WRITTEN PROBLEM:
Images appear in the records below; leave them out and repeat everything else exactly.

DATASET:
+ + + + + + +

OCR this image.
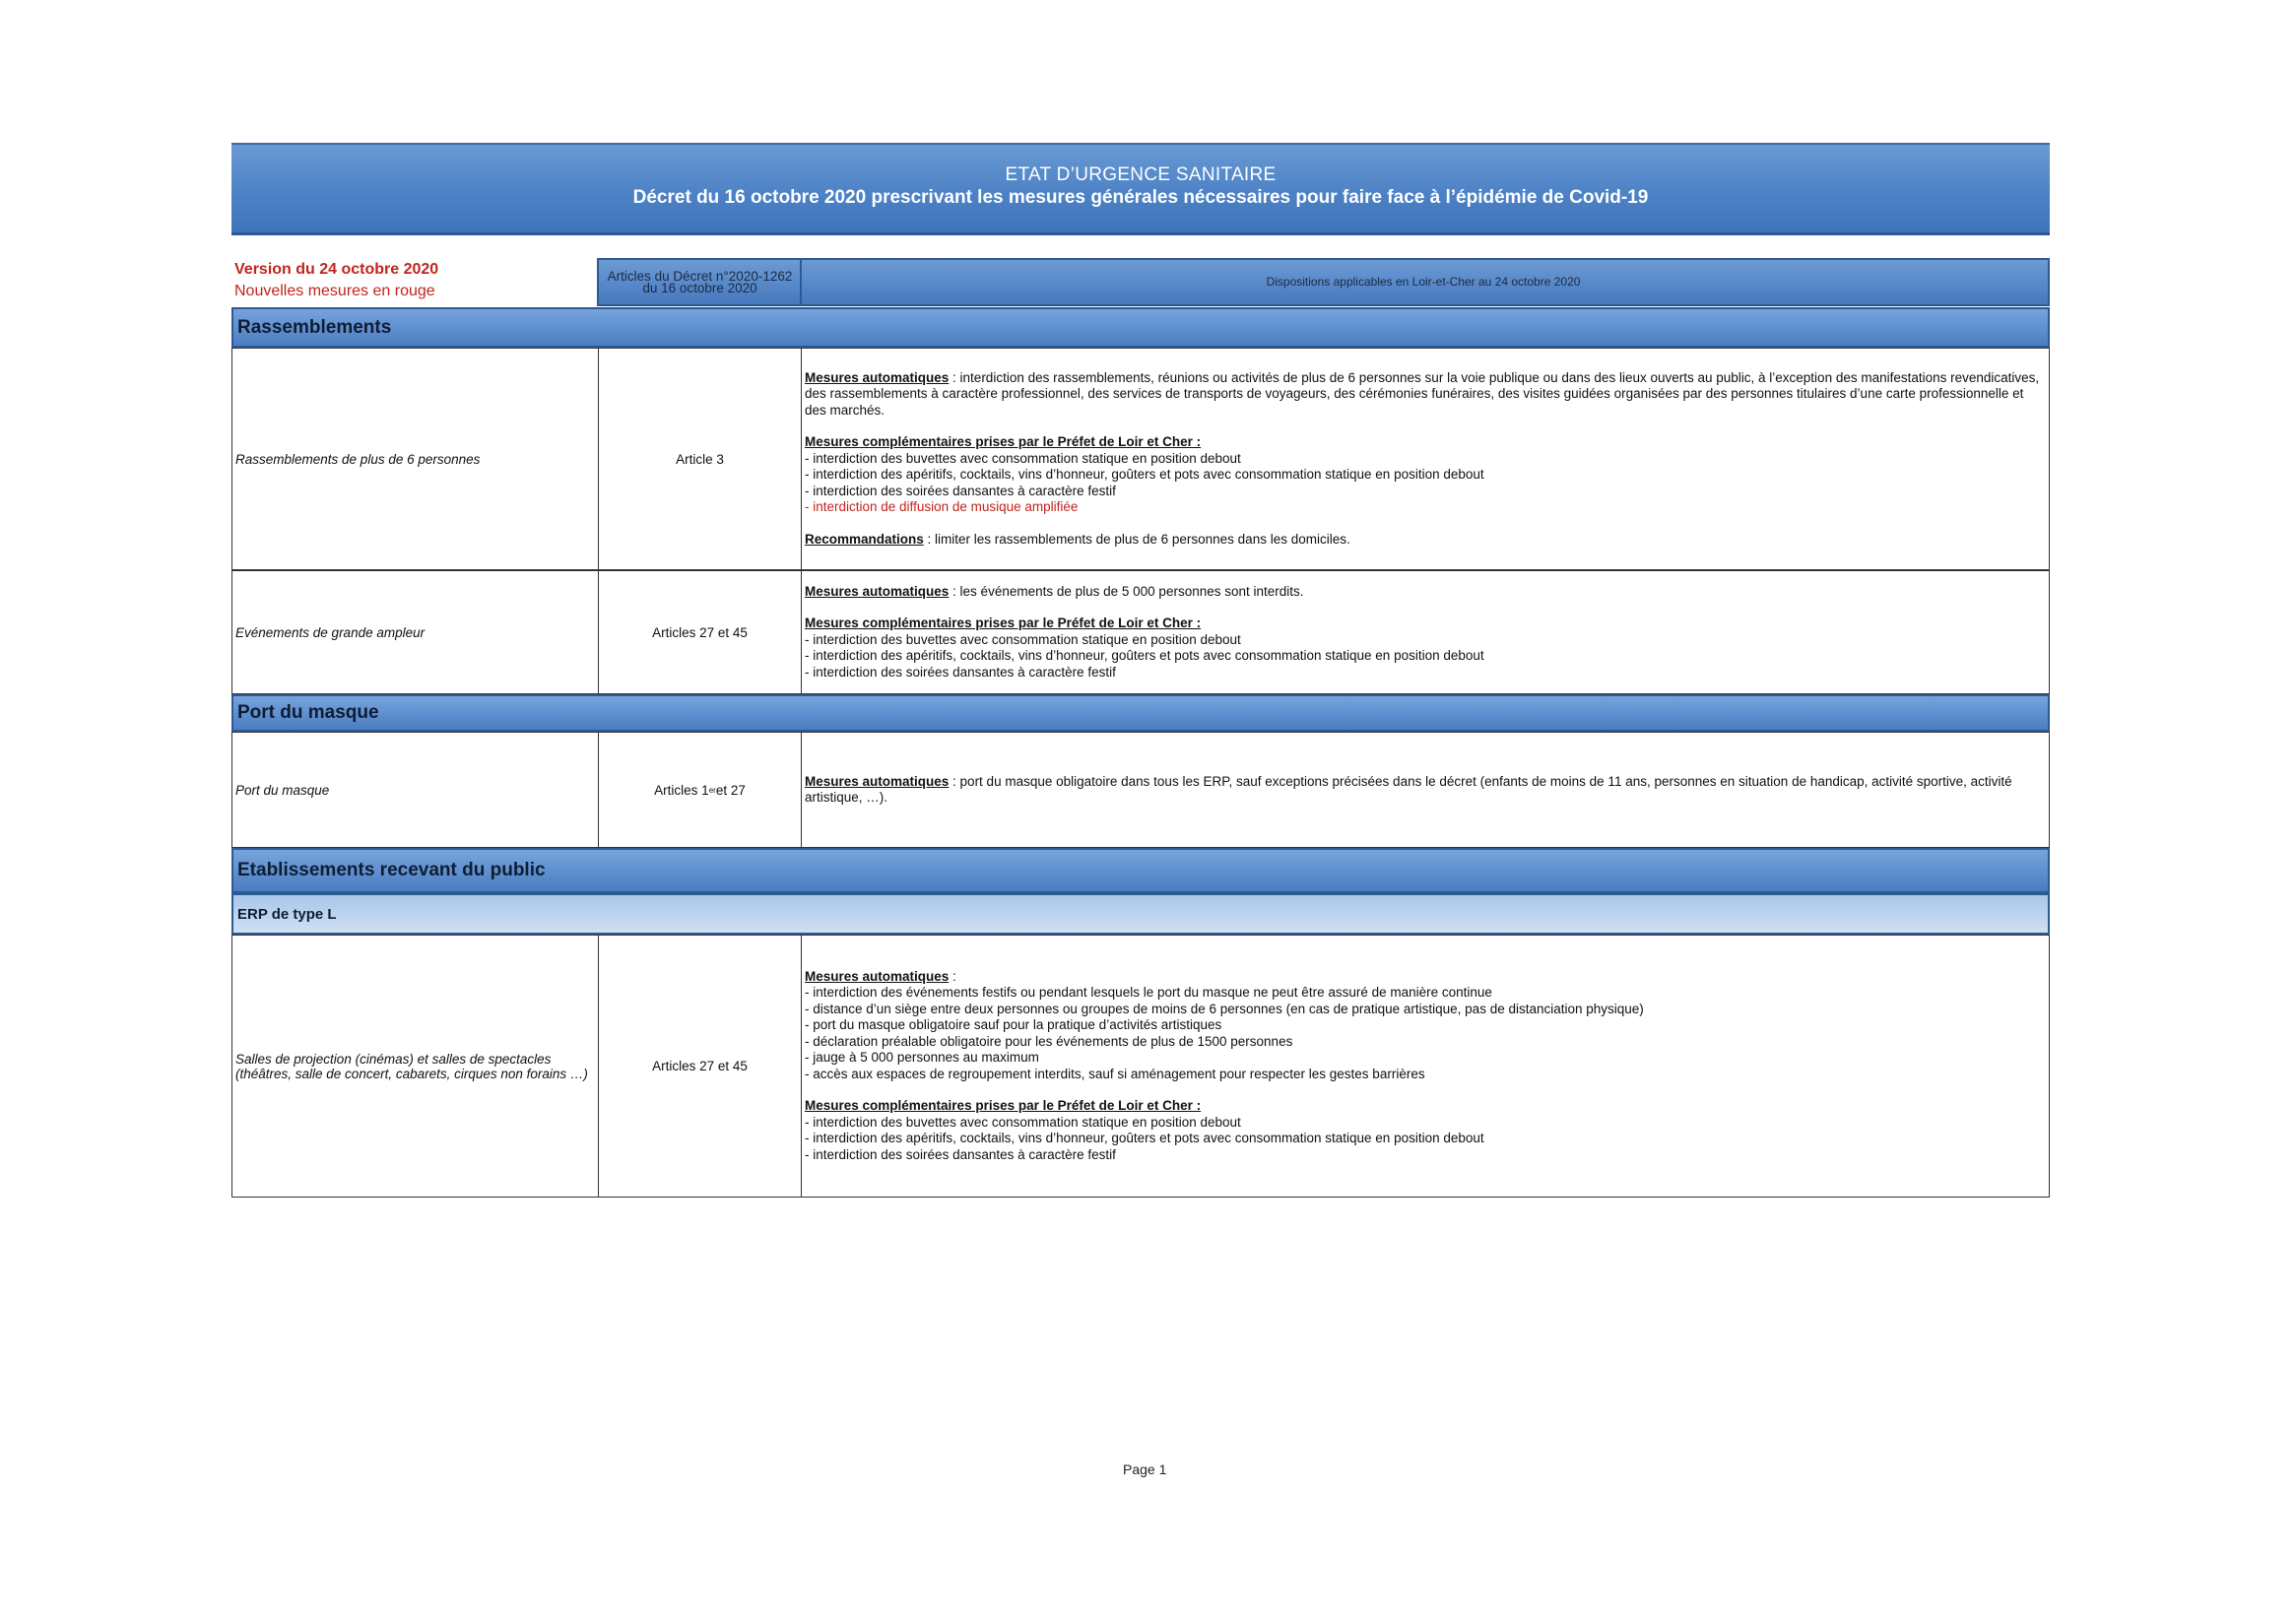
ETAT D’URGENCE SANITAIRE
Décret du 16 octobre 2020 prescrivant les mesures générales nécessaires pour faire face à l’épidémie de Covid-19
Version du 24 octobre 2020
Nouvelles mesures en rouge
Articles du Décret n°2020-1262 du 16 octobre 2020	Dispositions applicables en Loir-et-Cher au 24 octobre 2020
Rassemblements
Rassemblements de plus de 6 personnes	Article 3
Mesures automatiques : interdiction des rassemblements, réunions ou activités de plus de 6 personnes sur la voie publique ou dans des lieux ouverts au public, à l’exception des manifestations revendicatives, des rassemblements à caractère professionnel, des services de transports de voyageurs, des cérémonies funéraires, des visites guidées organisées par des personnes titulaires d’une carte professionnelle et des marchés.
Mesures complémentaires prises par le Préfet de Loir et Cher :
- interdiction des buvettes avec consommation statique en position debout
- interdiction des apéritifs, cocktails, vins d’honneur, goûters et pots avec consommation statique en position debout
- interdiction des soirées dansantes à caractère festif
- interdiction de diffusion de musique amplifiée
Recommandations : limiter les rassemblements de plus de 6 personnes dans les domiciles.
Evénements de grande ampleur	Articles 27 et 45
Mesures automatiques : les événements de plus de 5 000 personnes sont interdits.
Mesures complémentaires prises par le Préfet de Loir et Cher :
- interdiction des buvettes avec consommation statique en position debout
- interdiction des apéritifs, cocktails, vins d’honneur, goûters et pots avec consommation statique en position debout
- interdiction des soirées dansantes à caractère festif
Port du masque
Port du masque	Articles 1 er et 27
Mesures automatiques : port du masque obligatoire dans tous les ERP, sauf exceptions précisées dans le décret (enfants de moins de 11 ans, personnes en situation de handicap, activité sportive, activité artistique, …).
Etablissements recevant du public
ERP de type L
Salles de projection (cinémas) et salles de spectacles (théâtres, salle de concert, cabarets, cirques non forains …)	Articles 27 et 45
Mesures automatiques :
- interdiction des événements festifs ou pendant lesquels le port du masque ne peut être assuré de manière continue
- distance d’un siège entre deux personnes ou groupes de moins de 6 personnes (en cas de pratique artistique, pas de distanciation physique)
- port du masque obligatoire sauf pour la pratique d’activités artistiques
- déclaration préalable obligatoire pour les événements de plus de 1500 personnes
- jauge à 5 000 personnes au maximum
- accès aux espaces de regroupement interdits, sauf si aménagement pour respecter les gestes barrières
Mesures complémentaires prises par le Préfet de Loir et Cher :
- interdiction des buvettes avec consommation statique en position debout
- interdiction des apéritifs, cocktails, vins d’honneur, goûters et pots avec consommation statique en position debout
- interdiction des soirées dansantes à caractère festif
Page 1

+ + + + + + +

OUTPUT OF THE EXERCISE:
OCR this image.
ETAT D’URGENCE SANITAIRE
Décret du 16 octobre 2020 prescrivant les mesures générales nécessaires pour faire face à l’épidémie de Covid-19
Version du 24 octobre 2020
Nouvelles mesures en rouge
Articles du Décret n°2020-1262 du 16 octobre 2020	Dispositions applicables en Loir-et-Cher au 24 octobre 2020
Rassemblements
Rassemblements de plus de 6 personnes	Article 3
Mesures automatiques : interdiction des rassemblements, réunions ou activités de plus de 6 personnes sur la voie publique ou dans des lieux ouverts au public, à l’exception des manifestations revendicatives, des rassemblements à caractère professionnel, des services de transports de voyageurs, des cérémonies funéraires, des visites guidées organisées par des personnes titulaires d’une carte professionnelle et des marchés.
Mesures complémentaires prises par le Préfet de Loir et Cher :
- interdiction des buvettes avec consommation statique en position debout
- interdiction des apéritifs, cocktails, vins d’honneur, goûters et pots avec consommation statique en position debout
- interdiction des soirées dansantes à caractère festif
- interdiction de diffusion de musique amplifiée
Recommandations : limiter les rassemblements de plus de 6 personnes dans les domiciles.
Evénements de grande ampleur	Articles 27 et 45
Mesures automatiques : les événements de plus de 5 000 personnes sont interdits.
Mesures complémentaires prises par le Préfet de Loir et Cher :
- interdiction des buvettes avec consommation statique en position debout
- interdiction des apéritifs, cocktails, vins d’honneur, goûters et pots avec consommation statique en position debout
- interdiction des soirées dansantes à caractère festif
Port du masque
Port du masque	Articles 1 er et 27
Mesures automatiques : port du masque obligatoire dans tous les ERP, sauf exceptions précisées dans le décret (enfants de moins de 11 ans, personnes en situation de handicap, activité sportive, activité artistique, …).
Etablissements recevant du public
ERP de type L
Salles de projection (cinémas) et salles de spectacles (théâtres, salle de concert, cabarets, cirques non forains …)	Articles 27 et 45
Mesures automatiques :
- interdiction des événements festifs ou pendant lesquels le port du masque ne peut être assuré de manière continue
- distance d’un siège entre deux personnes ou groupes de moins de 6 personnes (en cas de pratique artistique, pas de distanciation physique)
- port du masque obligatoire sauf pour la pratique d’activités artistiques
- déclaration préalable obligatoire pour les événements de plus de 1500 personnes
- jauge à 5 000 personnes au maximum
- accès aux espaces de regroupement interdits, sauf si aménagement pour respecter les gestes barrières
Mesures complémentaires prises par le Préfet de Loir et Cher :
- interdiction des buvettes avec consommation statique en position debout
- interdiction des apéritifs, cocktails, vins d’honneur, goûters et pots avec consommation statique en position debout
- interdiction des soirées dansantes à caractère festif
Page 1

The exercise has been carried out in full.